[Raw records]
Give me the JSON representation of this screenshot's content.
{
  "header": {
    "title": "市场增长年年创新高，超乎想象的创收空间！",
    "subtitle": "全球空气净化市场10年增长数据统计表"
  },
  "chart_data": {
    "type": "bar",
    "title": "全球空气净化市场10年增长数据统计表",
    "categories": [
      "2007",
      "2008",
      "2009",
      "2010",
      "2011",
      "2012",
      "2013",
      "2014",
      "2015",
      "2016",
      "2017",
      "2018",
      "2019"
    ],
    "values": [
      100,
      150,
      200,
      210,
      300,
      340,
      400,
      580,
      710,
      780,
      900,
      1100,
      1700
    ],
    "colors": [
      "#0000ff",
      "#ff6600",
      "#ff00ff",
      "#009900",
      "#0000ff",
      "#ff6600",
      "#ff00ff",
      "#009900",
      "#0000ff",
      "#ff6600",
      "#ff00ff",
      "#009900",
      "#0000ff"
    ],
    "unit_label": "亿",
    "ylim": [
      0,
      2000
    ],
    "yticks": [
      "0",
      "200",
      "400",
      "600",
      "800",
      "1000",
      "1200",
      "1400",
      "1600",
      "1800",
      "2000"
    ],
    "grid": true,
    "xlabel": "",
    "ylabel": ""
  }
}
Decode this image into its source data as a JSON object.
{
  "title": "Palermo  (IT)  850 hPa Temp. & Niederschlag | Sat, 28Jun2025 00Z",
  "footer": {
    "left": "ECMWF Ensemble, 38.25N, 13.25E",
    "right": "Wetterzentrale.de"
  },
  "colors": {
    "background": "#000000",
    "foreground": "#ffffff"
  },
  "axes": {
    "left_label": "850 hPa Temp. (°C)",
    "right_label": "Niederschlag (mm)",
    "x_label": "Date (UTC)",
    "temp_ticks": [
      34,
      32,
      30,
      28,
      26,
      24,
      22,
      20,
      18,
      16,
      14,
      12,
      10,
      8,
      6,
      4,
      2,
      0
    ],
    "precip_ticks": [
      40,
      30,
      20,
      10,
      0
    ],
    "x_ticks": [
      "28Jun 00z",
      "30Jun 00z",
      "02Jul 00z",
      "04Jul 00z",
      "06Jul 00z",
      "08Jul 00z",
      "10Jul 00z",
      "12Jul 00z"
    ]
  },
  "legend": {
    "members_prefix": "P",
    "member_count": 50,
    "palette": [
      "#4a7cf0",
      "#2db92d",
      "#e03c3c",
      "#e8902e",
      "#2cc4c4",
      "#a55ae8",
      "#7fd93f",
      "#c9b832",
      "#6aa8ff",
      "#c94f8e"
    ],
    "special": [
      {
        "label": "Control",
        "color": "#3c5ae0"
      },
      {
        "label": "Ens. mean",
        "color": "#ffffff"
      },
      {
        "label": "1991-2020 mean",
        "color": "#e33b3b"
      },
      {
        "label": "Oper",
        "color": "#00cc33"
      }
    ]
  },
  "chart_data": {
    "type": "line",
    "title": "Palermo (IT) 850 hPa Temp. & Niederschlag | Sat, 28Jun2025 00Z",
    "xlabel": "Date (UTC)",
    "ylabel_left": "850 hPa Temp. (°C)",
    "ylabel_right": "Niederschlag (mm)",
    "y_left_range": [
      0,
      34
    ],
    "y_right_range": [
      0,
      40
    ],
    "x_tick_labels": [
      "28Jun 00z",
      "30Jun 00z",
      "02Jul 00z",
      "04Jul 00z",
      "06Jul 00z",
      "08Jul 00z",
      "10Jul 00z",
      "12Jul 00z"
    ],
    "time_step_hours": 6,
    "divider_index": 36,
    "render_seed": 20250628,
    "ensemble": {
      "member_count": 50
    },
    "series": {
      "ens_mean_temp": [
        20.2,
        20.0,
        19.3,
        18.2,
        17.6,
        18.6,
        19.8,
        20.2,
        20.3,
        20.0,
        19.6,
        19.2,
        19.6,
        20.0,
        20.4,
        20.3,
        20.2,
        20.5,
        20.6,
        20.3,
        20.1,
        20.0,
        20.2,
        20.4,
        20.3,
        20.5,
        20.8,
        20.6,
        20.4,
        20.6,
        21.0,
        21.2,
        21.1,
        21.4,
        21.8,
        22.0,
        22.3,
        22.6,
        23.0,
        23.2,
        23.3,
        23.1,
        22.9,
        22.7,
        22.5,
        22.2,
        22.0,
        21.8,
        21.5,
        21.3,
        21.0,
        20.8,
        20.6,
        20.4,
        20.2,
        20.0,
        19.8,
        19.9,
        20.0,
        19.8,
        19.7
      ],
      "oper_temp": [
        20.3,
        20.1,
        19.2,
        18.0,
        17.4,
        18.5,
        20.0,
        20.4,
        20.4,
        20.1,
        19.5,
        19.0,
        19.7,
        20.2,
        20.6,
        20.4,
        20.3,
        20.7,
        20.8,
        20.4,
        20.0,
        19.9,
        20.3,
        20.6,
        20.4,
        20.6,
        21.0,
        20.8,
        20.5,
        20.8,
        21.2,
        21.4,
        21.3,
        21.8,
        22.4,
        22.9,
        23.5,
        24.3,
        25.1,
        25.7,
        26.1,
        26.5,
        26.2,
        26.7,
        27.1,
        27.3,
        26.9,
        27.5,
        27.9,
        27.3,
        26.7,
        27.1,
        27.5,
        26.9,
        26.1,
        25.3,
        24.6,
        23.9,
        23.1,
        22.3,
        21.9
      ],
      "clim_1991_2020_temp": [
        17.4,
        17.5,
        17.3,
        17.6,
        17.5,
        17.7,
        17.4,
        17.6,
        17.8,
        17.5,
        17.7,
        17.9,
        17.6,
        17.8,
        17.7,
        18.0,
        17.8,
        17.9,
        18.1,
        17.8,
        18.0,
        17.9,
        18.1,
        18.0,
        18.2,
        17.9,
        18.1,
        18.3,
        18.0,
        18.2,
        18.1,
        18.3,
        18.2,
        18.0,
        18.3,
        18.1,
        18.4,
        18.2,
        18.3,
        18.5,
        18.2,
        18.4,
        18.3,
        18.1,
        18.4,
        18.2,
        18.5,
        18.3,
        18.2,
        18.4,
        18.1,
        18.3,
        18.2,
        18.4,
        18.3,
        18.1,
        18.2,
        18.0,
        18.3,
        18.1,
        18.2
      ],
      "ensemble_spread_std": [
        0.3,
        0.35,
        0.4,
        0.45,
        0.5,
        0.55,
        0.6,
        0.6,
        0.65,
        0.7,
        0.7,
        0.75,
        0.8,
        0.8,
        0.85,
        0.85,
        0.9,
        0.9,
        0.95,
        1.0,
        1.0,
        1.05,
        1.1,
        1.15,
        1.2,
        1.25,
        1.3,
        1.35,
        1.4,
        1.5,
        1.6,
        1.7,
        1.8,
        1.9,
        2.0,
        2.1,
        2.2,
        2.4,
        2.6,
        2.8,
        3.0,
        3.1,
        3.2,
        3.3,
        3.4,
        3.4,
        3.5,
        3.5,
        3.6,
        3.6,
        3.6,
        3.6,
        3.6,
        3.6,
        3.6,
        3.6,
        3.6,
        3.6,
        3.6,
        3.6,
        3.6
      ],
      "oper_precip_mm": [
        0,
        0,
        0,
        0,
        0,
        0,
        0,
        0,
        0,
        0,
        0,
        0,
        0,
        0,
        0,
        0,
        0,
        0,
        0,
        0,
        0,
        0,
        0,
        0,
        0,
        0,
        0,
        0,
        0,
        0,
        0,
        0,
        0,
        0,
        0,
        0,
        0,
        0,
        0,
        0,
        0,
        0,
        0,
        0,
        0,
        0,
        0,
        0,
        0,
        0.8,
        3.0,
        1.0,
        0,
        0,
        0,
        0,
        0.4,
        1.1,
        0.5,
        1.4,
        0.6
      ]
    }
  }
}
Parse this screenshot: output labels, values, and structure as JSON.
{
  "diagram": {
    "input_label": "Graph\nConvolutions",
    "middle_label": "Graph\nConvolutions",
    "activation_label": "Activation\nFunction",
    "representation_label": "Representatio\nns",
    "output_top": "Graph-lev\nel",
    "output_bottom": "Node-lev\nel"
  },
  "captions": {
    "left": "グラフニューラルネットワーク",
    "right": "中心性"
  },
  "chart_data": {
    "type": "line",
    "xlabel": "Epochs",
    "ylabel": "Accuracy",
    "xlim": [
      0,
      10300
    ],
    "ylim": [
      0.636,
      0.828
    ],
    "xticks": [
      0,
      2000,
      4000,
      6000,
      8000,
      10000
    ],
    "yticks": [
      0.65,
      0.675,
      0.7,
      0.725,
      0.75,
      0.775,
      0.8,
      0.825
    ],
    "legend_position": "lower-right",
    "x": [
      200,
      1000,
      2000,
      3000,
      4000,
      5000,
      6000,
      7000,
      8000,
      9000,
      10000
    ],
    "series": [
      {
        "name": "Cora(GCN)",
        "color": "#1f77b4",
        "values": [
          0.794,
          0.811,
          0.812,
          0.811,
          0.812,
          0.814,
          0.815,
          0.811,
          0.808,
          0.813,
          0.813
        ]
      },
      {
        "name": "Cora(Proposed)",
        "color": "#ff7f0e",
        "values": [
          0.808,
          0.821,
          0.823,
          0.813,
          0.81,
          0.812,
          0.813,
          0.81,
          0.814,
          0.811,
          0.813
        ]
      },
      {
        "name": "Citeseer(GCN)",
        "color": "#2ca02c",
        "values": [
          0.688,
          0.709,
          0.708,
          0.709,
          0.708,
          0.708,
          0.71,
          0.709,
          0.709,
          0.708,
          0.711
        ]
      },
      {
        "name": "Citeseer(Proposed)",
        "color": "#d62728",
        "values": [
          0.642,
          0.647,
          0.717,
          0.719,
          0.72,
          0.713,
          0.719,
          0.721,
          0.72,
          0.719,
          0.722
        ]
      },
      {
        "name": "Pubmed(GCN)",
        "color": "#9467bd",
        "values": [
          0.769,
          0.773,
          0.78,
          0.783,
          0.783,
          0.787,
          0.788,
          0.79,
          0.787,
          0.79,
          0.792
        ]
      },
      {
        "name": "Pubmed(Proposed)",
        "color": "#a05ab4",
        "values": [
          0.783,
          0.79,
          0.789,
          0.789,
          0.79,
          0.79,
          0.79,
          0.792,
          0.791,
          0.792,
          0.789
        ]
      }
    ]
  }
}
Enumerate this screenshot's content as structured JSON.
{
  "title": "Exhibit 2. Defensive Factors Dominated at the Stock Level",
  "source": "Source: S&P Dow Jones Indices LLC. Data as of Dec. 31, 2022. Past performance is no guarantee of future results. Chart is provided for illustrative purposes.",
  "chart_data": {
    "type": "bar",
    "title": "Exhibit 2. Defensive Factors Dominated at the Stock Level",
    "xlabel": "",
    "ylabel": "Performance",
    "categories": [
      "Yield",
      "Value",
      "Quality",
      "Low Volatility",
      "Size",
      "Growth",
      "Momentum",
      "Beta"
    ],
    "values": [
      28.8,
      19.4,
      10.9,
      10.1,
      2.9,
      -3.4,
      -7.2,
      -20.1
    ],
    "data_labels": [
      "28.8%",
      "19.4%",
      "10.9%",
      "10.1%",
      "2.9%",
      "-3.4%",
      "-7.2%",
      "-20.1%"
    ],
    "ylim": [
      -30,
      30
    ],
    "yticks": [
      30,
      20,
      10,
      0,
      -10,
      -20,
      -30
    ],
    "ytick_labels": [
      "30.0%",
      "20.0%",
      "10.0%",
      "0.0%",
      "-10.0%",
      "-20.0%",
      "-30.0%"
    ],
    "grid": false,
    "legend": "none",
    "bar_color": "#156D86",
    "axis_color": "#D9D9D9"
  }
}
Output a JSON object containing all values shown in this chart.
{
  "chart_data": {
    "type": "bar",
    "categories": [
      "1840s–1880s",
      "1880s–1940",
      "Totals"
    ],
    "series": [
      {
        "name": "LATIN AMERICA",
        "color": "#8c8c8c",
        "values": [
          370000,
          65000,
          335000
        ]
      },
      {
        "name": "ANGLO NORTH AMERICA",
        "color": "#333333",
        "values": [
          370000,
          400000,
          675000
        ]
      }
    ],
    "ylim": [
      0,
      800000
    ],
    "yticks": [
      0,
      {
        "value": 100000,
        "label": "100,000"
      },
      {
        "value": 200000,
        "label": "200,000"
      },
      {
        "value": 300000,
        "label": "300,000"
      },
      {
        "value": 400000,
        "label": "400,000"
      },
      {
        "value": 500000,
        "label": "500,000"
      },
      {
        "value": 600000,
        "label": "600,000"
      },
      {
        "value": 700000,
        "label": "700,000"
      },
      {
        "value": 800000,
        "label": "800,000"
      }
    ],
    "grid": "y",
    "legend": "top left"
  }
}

• **To do**: Your task is to collect every line above that contains the word "screenshot".

• **Exercise answer**:
Give me the JSON representation of this screenshot's content.
Parse this screenshot: output labels, values, and structure as JSON.
Enumerate this screenshot's content as structured JSON.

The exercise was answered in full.